• _Aim_
Each entry below should be reproduced character for character.

• _Input rows_

%%

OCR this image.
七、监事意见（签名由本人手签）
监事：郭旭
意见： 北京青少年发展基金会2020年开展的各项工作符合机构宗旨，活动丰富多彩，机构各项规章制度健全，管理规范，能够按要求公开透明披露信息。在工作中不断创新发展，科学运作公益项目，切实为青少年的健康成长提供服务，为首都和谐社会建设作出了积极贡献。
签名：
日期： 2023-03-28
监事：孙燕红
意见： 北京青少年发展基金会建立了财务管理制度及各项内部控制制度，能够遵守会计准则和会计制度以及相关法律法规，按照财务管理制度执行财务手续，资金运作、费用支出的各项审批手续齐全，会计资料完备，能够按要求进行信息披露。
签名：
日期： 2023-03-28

%%

• _Problem solution_
OCR this image.
七、监事意见（签名由本人手签）
监事：郭旭
意见： 北京青少年发展基金会2020年开展的各项工作符合机构宗旨，活动丰富多彩，机构各项规章制度健全，管理规范，能够按要求公开透明披露信息。在工作中不断创新发展，科学运作公益项目，切实为青少年的健康成长提供服务，为首都和谐社会建设作出了积极贡献。
签名：
日期： 2023-03-28
监事：孙燕红
意见： 北京青少年发展基金会建立了财务管理制度及各项内部控制制度，能够遵守会计准则和会计制度以及相关法律法规，按照财务管理制度执行财务手续，资金运作、费用支出的各项审批手续齐全，会计资料完备，能够按要求进行信息披露。
签名：
日期： 2023-03-28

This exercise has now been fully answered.